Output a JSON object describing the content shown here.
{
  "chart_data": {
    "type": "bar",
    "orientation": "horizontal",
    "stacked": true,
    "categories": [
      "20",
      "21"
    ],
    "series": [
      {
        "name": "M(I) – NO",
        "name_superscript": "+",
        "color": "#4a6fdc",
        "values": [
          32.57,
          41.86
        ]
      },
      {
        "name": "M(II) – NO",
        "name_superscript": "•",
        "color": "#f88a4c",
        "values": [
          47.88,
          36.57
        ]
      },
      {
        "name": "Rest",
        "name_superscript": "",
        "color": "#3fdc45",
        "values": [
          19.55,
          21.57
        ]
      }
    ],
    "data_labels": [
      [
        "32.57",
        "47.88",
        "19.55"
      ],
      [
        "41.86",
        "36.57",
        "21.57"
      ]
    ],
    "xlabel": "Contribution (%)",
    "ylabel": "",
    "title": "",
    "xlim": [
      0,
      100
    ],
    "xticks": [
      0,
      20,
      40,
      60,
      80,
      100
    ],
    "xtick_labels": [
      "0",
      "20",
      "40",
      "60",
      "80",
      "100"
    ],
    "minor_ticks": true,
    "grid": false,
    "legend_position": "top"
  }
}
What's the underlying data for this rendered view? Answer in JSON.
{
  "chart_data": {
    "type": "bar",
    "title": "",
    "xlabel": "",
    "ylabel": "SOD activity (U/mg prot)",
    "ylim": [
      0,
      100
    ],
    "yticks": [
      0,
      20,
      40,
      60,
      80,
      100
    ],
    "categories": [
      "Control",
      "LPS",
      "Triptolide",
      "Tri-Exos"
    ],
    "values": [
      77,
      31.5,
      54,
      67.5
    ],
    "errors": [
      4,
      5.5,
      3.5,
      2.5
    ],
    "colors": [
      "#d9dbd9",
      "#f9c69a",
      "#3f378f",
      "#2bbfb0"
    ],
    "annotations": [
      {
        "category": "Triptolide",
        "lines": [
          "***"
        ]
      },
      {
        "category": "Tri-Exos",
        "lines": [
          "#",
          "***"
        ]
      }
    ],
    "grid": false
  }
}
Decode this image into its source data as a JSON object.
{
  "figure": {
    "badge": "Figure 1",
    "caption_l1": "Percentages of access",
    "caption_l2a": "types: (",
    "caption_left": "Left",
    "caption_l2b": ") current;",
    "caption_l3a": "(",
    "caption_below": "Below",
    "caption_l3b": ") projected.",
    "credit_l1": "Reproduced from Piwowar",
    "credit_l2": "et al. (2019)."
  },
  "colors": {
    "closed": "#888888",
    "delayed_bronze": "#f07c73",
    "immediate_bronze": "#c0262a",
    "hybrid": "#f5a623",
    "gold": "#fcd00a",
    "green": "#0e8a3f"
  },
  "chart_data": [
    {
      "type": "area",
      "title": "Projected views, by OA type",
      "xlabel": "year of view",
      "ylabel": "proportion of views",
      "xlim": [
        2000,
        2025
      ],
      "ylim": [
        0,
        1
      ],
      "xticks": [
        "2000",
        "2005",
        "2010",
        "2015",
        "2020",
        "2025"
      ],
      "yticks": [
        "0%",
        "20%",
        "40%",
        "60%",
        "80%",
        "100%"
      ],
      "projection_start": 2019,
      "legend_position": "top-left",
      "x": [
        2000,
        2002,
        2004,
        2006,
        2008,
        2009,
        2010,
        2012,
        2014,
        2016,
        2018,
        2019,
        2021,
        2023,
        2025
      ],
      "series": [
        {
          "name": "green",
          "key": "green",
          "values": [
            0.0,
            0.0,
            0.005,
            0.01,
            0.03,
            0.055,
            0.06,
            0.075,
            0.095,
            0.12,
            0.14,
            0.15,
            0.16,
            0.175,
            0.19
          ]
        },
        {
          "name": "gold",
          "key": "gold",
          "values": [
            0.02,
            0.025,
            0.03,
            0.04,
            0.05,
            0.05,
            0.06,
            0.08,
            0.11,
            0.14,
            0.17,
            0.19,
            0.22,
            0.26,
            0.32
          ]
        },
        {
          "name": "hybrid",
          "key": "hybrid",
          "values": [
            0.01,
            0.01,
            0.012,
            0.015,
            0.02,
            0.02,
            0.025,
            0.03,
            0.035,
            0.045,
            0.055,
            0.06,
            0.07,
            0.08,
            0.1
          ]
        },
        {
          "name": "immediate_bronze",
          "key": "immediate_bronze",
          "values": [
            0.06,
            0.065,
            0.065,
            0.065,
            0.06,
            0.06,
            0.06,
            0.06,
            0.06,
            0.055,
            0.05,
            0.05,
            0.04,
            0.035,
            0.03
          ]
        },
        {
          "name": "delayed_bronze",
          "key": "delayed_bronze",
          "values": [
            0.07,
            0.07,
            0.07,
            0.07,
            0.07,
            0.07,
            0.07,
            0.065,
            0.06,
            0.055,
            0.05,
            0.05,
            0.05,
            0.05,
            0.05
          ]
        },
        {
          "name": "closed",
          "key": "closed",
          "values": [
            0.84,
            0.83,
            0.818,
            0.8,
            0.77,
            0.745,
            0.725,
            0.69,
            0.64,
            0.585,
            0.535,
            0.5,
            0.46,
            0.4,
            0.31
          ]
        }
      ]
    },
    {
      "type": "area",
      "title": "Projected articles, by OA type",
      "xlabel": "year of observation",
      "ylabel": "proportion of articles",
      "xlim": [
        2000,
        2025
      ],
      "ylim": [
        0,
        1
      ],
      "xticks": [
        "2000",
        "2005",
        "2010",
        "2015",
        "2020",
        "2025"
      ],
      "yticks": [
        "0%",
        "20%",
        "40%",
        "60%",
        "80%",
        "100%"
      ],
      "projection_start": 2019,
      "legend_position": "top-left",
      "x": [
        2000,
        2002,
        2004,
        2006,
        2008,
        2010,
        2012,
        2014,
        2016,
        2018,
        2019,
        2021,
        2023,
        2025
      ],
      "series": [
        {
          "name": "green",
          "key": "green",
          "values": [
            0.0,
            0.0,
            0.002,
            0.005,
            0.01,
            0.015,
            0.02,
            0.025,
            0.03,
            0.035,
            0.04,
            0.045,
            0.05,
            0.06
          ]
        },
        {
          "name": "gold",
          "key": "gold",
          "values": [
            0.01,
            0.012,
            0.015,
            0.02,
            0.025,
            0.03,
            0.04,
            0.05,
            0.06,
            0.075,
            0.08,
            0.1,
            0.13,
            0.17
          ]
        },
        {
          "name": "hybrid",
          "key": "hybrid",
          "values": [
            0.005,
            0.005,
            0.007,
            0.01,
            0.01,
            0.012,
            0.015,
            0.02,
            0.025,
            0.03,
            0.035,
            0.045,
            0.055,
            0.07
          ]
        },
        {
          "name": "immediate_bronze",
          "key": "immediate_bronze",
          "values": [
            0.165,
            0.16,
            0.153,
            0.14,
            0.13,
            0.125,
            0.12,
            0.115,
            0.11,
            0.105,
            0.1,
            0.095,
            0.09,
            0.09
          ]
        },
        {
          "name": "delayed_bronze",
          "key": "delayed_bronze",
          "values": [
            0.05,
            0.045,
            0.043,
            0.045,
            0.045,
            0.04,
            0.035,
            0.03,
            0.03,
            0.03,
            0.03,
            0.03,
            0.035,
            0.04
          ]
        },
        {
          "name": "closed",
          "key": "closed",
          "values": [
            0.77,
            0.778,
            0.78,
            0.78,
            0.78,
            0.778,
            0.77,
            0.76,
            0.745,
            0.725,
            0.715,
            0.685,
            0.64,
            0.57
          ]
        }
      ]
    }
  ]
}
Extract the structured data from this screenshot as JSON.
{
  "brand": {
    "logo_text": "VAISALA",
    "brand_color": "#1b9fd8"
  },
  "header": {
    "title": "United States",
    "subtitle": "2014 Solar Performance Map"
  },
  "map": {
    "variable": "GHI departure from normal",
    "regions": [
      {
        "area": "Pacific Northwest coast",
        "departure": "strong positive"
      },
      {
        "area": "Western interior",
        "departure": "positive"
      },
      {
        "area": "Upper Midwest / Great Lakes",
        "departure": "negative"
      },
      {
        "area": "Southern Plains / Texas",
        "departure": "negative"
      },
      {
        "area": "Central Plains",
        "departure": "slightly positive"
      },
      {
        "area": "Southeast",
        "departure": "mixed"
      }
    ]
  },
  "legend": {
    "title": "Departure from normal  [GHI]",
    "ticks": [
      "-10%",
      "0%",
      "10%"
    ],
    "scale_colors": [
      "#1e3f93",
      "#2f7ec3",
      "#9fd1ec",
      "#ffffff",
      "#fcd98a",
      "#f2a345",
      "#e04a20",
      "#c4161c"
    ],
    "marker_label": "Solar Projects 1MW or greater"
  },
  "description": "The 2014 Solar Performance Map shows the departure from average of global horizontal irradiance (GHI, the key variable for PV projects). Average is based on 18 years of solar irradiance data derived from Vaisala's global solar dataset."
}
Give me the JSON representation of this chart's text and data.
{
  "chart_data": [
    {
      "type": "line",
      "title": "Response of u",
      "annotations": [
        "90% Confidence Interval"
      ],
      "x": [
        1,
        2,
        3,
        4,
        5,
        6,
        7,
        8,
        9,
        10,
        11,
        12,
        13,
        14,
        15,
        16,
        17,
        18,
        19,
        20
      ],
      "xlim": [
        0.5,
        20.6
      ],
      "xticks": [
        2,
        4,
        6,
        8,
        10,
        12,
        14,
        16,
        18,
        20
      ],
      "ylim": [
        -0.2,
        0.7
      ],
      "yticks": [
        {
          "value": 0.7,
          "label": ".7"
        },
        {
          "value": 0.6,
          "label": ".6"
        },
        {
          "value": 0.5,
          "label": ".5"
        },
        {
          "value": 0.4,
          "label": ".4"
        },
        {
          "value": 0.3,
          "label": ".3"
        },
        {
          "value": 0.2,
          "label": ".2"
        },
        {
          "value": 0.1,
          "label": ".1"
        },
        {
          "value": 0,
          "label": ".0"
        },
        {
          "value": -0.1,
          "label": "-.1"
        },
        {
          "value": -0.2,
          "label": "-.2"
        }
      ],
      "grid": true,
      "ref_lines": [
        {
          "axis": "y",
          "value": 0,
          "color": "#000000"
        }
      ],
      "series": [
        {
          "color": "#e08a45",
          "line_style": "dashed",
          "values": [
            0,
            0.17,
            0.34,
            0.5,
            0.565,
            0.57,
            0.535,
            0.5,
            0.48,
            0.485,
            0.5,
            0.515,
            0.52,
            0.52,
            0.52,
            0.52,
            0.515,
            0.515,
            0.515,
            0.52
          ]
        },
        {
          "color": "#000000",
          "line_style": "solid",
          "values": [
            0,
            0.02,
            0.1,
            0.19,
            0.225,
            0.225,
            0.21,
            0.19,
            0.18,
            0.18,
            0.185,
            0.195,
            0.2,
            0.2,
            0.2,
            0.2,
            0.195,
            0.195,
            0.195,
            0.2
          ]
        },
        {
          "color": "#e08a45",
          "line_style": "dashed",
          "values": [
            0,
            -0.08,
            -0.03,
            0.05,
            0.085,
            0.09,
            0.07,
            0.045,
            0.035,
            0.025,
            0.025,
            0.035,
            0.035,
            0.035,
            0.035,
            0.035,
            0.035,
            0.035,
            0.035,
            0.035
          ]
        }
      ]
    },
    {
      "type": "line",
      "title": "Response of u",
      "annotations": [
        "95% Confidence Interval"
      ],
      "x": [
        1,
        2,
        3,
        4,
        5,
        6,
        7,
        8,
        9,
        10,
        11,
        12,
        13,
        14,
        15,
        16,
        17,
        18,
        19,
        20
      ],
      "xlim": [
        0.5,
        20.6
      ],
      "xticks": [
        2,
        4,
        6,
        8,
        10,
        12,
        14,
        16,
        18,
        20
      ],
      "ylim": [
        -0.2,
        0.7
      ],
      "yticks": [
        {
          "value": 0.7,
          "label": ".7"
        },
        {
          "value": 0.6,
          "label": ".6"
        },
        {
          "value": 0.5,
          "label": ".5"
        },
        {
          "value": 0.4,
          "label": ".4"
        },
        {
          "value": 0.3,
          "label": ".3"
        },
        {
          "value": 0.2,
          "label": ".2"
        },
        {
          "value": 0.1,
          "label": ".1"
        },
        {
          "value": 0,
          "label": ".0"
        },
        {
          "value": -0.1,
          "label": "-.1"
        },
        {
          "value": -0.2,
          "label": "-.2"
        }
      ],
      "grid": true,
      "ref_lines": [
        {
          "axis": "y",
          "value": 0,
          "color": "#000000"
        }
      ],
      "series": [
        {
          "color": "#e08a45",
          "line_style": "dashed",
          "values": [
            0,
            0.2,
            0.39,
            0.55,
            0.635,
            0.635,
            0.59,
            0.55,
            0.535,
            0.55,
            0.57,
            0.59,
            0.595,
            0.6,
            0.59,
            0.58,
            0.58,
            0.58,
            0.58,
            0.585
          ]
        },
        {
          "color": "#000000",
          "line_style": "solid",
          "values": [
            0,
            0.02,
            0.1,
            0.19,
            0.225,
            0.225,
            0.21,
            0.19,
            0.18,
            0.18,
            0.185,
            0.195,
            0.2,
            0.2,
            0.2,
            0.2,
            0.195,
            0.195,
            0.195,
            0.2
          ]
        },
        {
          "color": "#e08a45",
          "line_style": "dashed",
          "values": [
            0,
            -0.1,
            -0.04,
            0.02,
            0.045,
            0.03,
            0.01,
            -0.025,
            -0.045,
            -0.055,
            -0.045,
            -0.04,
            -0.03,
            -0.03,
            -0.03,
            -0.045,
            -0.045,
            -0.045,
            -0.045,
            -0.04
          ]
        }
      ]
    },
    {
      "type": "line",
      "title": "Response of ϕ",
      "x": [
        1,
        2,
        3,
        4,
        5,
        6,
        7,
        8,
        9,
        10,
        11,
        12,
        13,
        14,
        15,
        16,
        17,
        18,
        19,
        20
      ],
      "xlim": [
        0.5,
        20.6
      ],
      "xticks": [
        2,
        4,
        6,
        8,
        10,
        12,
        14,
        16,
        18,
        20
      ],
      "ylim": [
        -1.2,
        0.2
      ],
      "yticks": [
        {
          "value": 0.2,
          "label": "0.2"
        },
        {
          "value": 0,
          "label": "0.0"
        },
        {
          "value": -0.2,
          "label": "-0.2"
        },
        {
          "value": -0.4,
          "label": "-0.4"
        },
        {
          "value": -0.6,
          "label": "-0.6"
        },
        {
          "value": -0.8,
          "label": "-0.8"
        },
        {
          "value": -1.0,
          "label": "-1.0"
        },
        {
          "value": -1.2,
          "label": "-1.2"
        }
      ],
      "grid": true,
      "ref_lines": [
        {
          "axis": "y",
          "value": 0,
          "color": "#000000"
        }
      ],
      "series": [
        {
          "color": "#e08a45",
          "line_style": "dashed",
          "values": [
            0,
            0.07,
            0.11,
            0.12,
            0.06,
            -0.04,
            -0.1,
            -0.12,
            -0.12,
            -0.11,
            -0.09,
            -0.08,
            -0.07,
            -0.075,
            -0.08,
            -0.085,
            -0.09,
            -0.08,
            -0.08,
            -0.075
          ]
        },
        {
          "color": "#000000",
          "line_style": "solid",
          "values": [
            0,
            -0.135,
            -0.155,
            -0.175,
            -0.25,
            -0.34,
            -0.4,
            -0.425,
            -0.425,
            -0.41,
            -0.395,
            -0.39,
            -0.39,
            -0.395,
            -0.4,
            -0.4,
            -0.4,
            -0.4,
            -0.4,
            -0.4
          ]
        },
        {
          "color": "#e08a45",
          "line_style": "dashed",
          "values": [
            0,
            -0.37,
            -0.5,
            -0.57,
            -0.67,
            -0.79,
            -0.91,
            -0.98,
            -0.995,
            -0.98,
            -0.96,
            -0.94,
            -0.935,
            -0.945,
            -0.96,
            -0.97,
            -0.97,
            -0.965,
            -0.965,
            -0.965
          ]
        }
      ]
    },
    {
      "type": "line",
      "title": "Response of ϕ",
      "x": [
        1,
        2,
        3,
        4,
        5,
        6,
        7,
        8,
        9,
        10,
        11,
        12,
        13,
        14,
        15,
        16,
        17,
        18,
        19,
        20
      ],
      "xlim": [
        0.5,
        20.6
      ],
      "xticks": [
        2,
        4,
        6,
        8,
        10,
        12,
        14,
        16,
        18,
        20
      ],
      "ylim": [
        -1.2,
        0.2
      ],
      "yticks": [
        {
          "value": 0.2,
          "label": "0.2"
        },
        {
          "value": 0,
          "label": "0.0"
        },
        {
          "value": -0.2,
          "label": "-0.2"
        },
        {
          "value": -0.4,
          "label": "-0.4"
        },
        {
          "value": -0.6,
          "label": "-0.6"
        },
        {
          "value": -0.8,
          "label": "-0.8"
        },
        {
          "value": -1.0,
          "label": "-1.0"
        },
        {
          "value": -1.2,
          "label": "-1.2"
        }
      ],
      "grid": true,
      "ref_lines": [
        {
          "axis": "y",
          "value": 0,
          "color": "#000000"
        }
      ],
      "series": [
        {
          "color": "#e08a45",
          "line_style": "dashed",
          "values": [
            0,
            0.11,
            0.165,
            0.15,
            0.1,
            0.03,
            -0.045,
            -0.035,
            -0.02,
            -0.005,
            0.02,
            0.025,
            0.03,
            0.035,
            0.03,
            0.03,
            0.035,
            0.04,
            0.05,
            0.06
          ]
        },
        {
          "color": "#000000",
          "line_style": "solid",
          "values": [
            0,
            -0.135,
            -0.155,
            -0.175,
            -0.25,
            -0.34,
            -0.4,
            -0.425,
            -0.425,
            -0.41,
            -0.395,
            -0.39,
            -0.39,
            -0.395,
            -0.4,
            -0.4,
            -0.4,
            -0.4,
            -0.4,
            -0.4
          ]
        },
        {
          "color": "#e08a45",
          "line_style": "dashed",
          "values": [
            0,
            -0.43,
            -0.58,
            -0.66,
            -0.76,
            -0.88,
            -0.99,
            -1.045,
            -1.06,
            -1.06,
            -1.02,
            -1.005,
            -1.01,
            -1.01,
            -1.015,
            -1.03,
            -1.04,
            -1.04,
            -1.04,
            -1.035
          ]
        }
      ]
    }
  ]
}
☆ ☆ ☆ ☆
● What you have to do: Look through the entries above; copy each line where the string "Interval" appears.

● Output for this task:
        "90% Confidence Interval"
        "95% Confidence Interval"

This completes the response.